Data items
"""
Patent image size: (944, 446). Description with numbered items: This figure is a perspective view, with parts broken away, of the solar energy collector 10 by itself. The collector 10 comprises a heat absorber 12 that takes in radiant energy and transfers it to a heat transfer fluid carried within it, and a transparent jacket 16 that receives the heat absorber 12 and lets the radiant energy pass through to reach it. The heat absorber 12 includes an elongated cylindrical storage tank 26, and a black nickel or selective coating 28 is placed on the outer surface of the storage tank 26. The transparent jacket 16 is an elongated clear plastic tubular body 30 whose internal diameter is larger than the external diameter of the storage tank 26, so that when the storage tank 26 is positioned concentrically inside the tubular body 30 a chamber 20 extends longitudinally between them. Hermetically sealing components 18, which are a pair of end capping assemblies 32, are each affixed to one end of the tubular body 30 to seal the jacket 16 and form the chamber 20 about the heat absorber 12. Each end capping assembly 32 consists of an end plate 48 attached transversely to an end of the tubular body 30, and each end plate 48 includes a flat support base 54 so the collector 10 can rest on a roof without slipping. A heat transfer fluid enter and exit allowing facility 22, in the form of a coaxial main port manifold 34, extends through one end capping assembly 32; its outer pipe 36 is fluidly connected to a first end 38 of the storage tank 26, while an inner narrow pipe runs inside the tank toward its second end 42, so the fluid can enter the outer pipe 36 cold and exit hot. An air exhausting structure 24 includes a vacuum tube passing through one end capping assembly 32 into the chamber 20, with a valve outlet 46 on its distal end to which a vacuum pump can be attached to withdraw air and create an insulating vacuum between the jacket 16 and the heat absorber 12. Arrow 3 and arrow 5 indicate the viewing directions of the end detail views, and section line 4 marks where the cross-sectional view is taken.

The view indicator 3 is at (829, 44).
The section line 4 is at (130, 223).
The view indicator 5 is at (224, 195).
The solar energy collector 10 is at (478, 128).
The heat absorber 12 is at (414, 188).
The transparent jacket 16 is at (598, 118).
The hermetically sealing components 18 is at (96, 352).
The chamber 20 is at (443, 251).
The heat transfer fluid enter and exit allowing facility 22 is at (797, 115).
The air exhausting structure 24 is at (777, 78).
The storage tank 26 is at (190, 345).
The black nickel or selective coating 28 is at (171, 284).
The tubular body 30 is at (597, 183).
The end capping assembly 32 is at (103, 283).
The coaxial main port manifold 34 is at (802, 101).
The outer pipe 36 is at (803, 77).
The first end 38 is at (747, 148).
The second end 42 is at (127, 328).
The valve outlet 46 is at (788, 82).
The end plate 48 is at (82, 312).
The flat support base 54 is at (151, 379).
"""
__Aim of the task__.
Reproduce the listing above with "perspective view" swapped for "oblique view" and all other text left unchanged.

__Exercise output__.
Patent image size: (944, 446). Description with numbered items: This figure is a oblique view, with parts broken away, of the solar energy collector 10 by itself. The collector 10 comprises a heat absorber 12 that takes in radiant energy and transfers it to a heat transfer fluid carried within it, and a transparent jacket 16 that receives the heat absorber 12 and lets the radiant energy pass through to reach it. The heat absorber 12 includes an elongated cylindrical storage tank 26, and a black nickel or selective coating 28 is placed on the outer surface of the storage tank 26. The transparent jacket 16 is an elongated clear plastic tubular body 30 whose internal diameter is larger than the external diameter of the storage tank 26, so that when the storage tank 26 is positioned concentrically inside the tubular body 30 a chamber 20 extends longitudinally between them. Hermetically sealing components 18, which are a pair of end capping assemblies 32, are each affixed to one end of the tubular body 30 to seal the jacket 16 and form the chamber 20 about the heat absorber 12. Each end capping assembly 32 consists of an end plate 48 attached transversely to an end of the tubular body 30, and each end plate 48 includes a flat support base 54 so the collector 10 can rest on a roof without slipping. A heat transfer fluid enter and exit allowing facility 22, in the form of a coaxial main port manifold 34, extends through one end capping assembly 32; its outer pipe 36 is fluidly connected to a first end 38 of the storage tank 26, while an inner narrow pipe runs inside the tank toward its second end 42, so the fluid can enter the outer pipe 36 cold and exit hot. An air exhausting structure 24 includes a vacuum tube passing through one end capping assembly 32 into the chamber 20, with a valve outlet 46 on its distal end to which a vacuum pump can be attached to withdraw air and create an insulating vacuum between the jacket 16 and the heat absorber 12. Arrow 3 and arrow 5 indicate the viewing directions of the end detail views, and section line 4 marks where the cross-sectional view is taken.

The view indicator 3 is at (829, 44).
The section line 4 is at (130, 223).
The view indicator 5 is at (224, 195).
The solar energy collector 10 is at (478, 128).
The heat absorber 12 is at (414, 188).
The transparent jacket 16 is at (598, 118).
The hermetically sealing components 18 is at (96, 352).
The chamber 20 is at (443, 251).
The heat transfer fluid enter and exit allowing facility 22 is at (797, 115).
The air exhausting structure 24 is at (777, 78).
The storage tank 26 is at (190, 345).
The black nickel or selective coating 28 is at (171, 284).
The tubular body 30 is at (597, 183).
The end capping assembly 32 is at (103, 283).
The coaxial main port manifold 34 is at (802, 101).
The outer pipe 36 is at (803, 77).
The first end 38 is at (747, 148).
The second end 42 is at (127, 328).
The valve outlet 46 is at (788, 82).
The end plate 48 is at (82, 312).
The flat support base 54 is at (151, 379).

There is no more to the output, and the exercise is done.